• WORK TO BE COMPLETED:
Write out the records beneath this line exactly as they appear, minus any images.

Collected data:
* * * * * * *
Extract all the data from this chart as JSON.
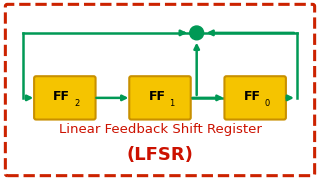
{
  "bg_color": "#ffffff",
  "border_color": "#cc2200",
  "box_color": "#f5c400",
  "box_edge_color": "#c89000",
  "arrow_color": "#009955",
  "circle_color": "#009955",
  "text_color": "#cc1100",
  "boxes": [
    {
      "label": "FF",
      "sub": "2"
    },
    {
      "label": "FF",
      "sub": "1"
    },
    {
      "label": "FF",
      "sub": "0"
    }
  ],
  "title_line1": "Linear Feedback Shift Register",
  "title_line2": "(LFSR)"
}
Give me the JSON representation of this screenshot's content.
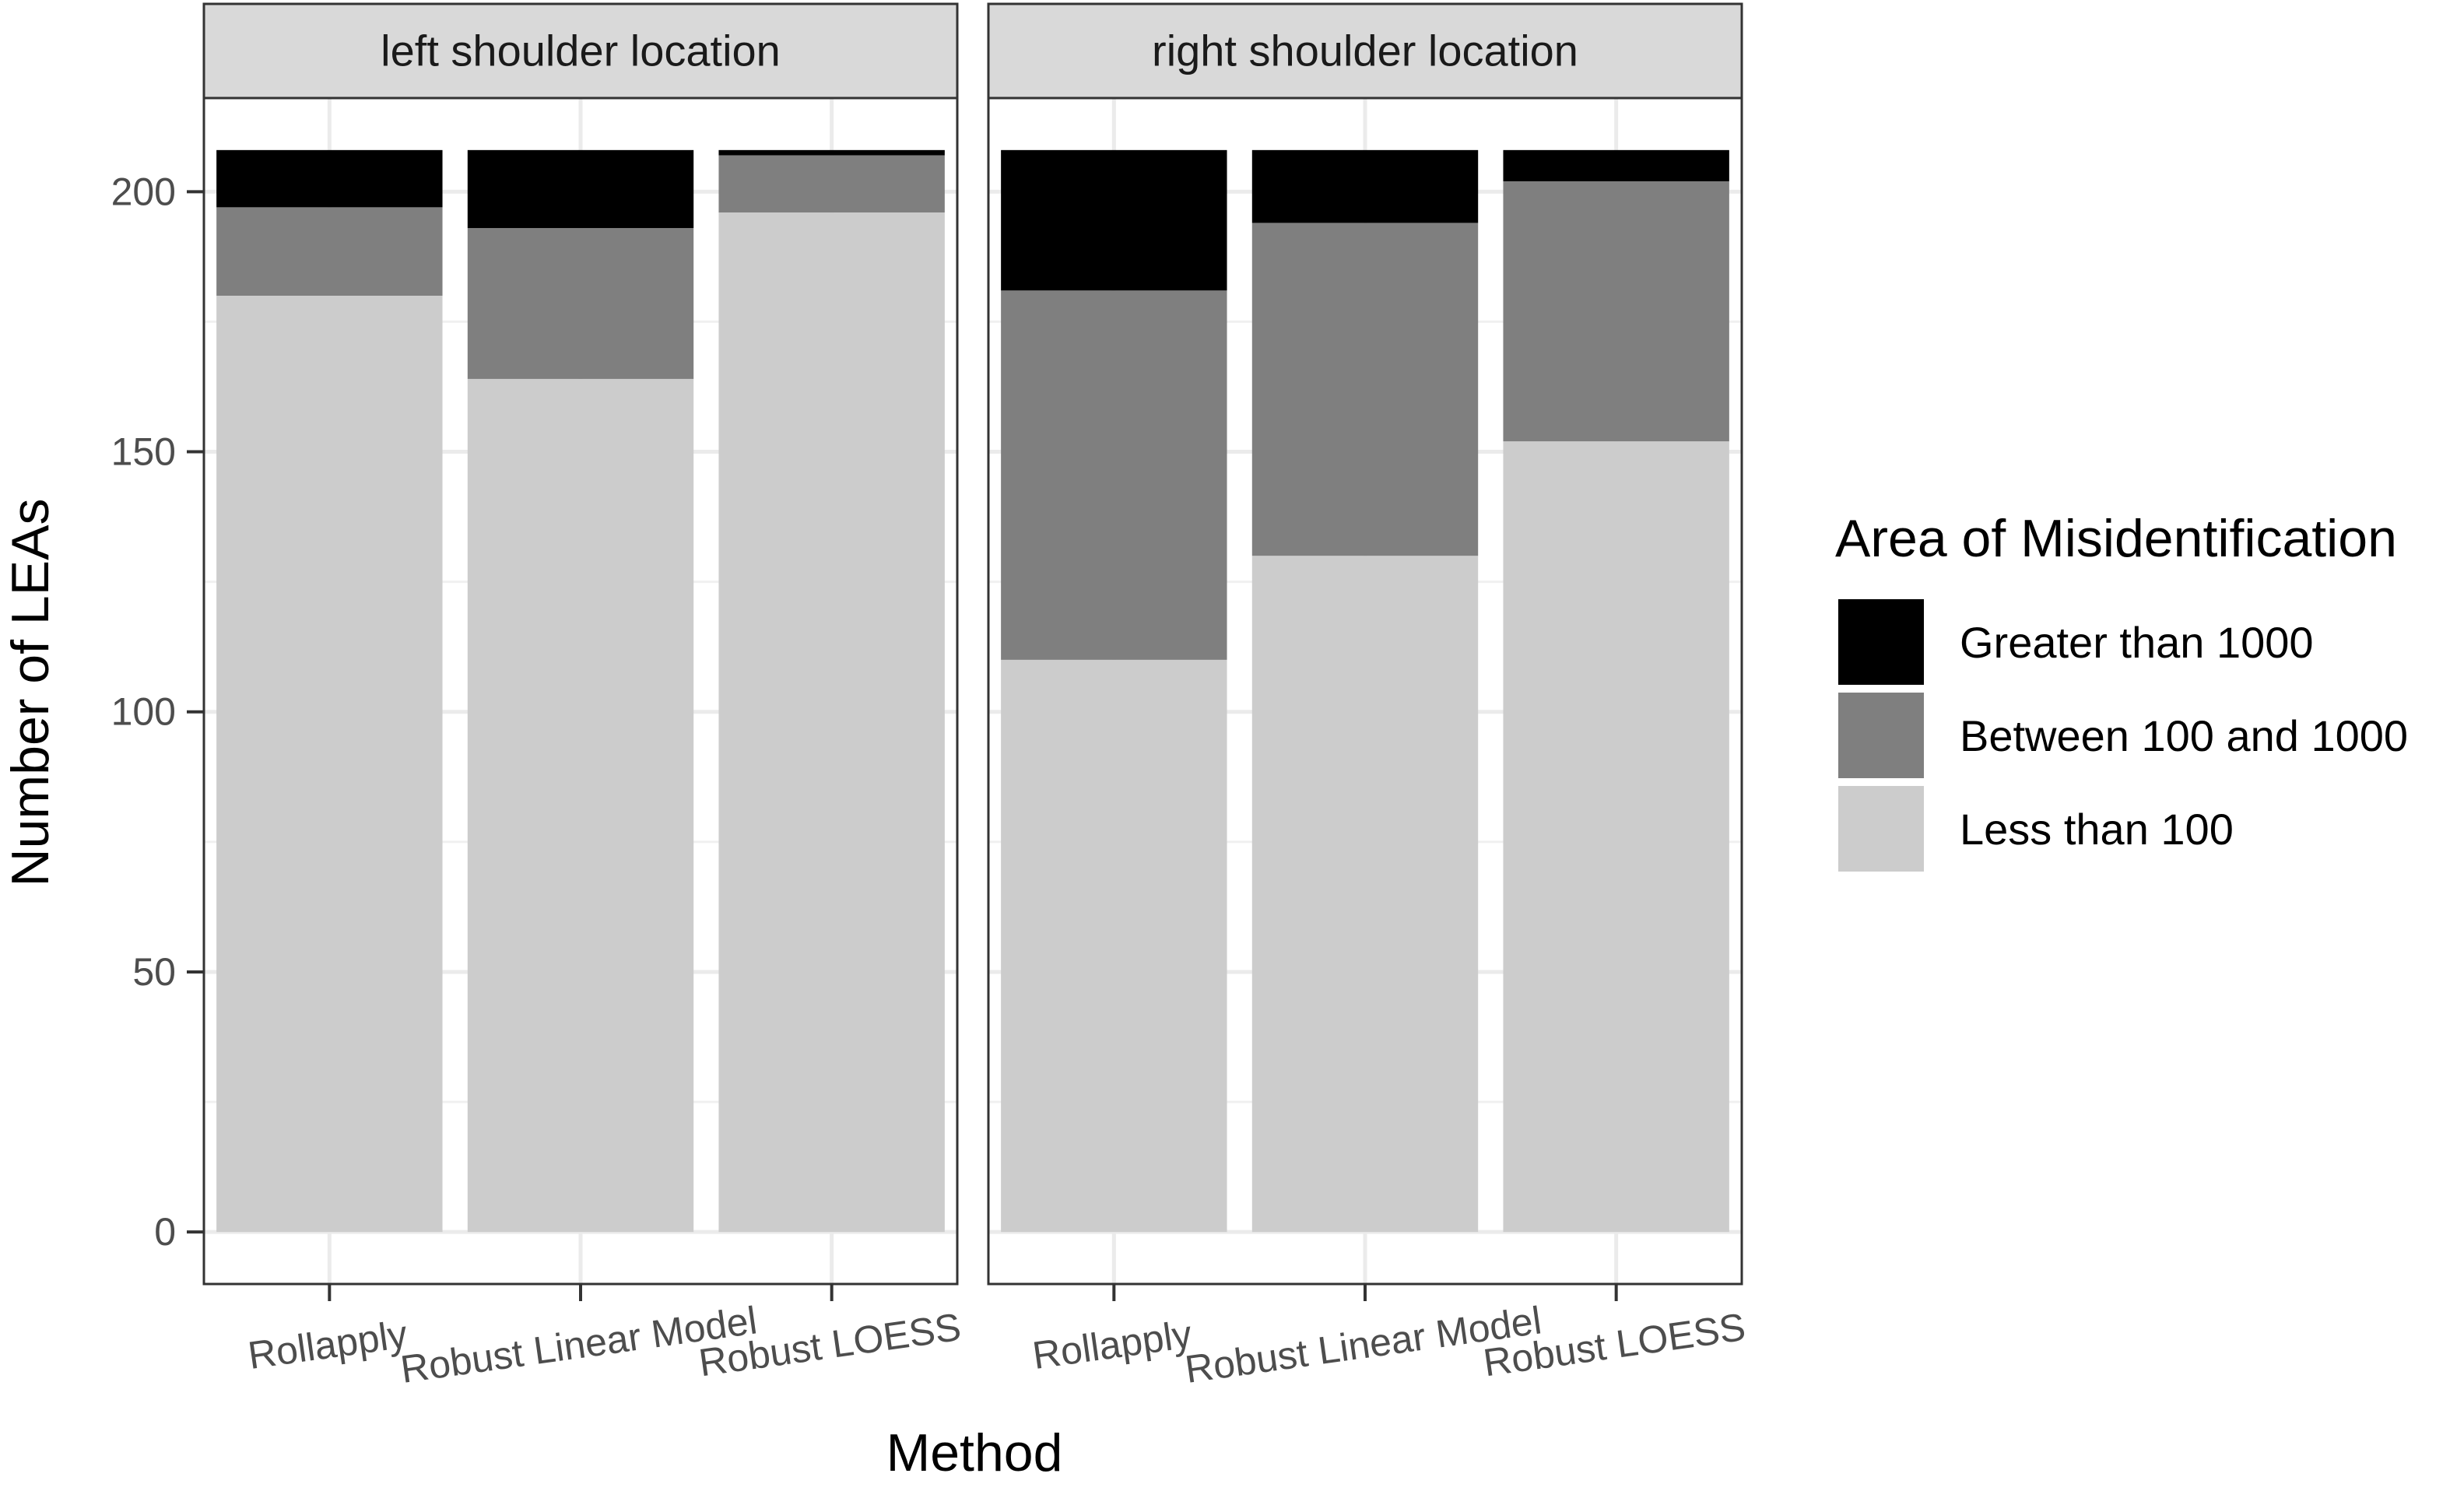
{
  "chart_data": {
    "type": "bar",
    "stacked": true,
    "facets": [
      {
        "label": "left shoulder location",
        "categories": [
          "Rollapply",
          "Robust Linear Model",
          "Robust LOESS"
        ],
        "series": [
          {
            "name": "Less than 100",
            "values": [
              180,
              164,
              196
            ]
          },
          {
            "name": "Between 100 and 1000",
            "values": [
              17,
              29,
              11
            ]
          },
          {
            "name": "Greater than 1000",
            "values": [
              11,
              15,
              1
            ]
          }
        ]
      },
      {
        "label": "right shoulder location",
        "categories": [
          "Rollapply",
          "Robust Linear Model",
          "Robust LOESS"
        ],
        "series": [
          {
            "name": "Less than 100",
            "values": [
              110,
              130,
              152
            ]
          },
          {
            "name": "Between 100 and 1000",
            "values": [
              71,
              64,
              50
            ]
          },
          {
            "name": "Greater than 1000",
            "values": [
              27,
              14,
              6
            ]
          }
        ]
      }
    ],
    "xlabel": "Method",
    "ylabel": "Number of LEAs",
    "ylim": [
      -10,
      218
    ],
    "yticks": [
      0,
      50,
      100,
      150,
      200
    ],
    "grid": true,
    "legend": {
      "title": "Area of Misidentification",
      "placement": "right",
      "entries": [
        "Greater than 1000",
        "Between 100 and 1000",
        "Less than 100"
      ]
    },
    "colors": {
      "Greater than 1000": "#000000",
      "Between 100 and 1000": "#7f7f7f",
      "Less than 100": "#cccccc"
    }
  }
}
* * * * * * *
• RESPONSE BELOW:
Extract all the data from this chart as JSON.
{
  "bg_color": "#ffffff",
  "border_color": "#cc2200",
  "box_color": "#f5c400",
  "box_edge_color": "#c89000",
  "arrow_color": "#009955",
  "circle_color": "#009955",
  "text_color": "#cc1100",
  "boxes": [
    {
      "label": "FF",
      "sub": "2"
    },
    {
      "label": "FF",
      "sub": "1"
    },
    {
      "label": "FF",
      "sub": "0"
    }
  ],
  "title_line1": "Linear Feedback Shift Register",
  "title_line2": "(LFSR)"
}
Give me the JSON representation of this screenshot's content.
{
  "chart_data": {
    "type": "bar",
    "stacked": true,
    "facets": [
      {
        "label": "left shoulder location",
        "categories": [
          "Rollapply",
          "Robust Linear Model",
          "Robust LOESS"
        ],
        "series": [
          {
            "name": "Less than 100",
            "values": [
              180,
              164,
              196
            ]
          },
          {
            "name": "Between 100 and 1000",
            "values": [
              17,
              29,
              11
            ]
          },
          {
            "name": "Greater than 1000",
            "values": [
              11,
              15,
              1
            ]
          }
        ]
      },
      {
        "label": "right shoulder location",
        "categories": [
          "Rollapply",
          "Robust Linear Model",
          "Robust LOESS"
        ],
        "series": [
          {
            "name": "Less than 100",
            "values": [
              110,
              130,
              152
            ]
          },
          {
            "name": "Between 100 and 1000",
            "values": [
              71,
              64,
              50
            ]
          },
          {
            "name": "Greater than 1000",
            "values": [
              27,
              14,
              6
            ]
          }
        ]
      }
    ],
    "xlabel": "Method",
    "ylabel": "Number of LEAs",
    "ylim": [
      -10,
      218
    ],
    "yticks": [
      0,
      50,
      100,
      150,
      200
    ],
    "grid": true,
    "legend": {
      "title": "Area of Misidentification",
      "placement": "right",
      "entries": [
        "Greater than 1000",
        "Between 100 and 1000",
        "Less than 100"
      ]
    },
    "colors": {
      "Greater than 1000": "#000000",
      "Between 100 and 1000": "#7f7f7f",
      "Less than 100": "#cccccc"
    }
  }
}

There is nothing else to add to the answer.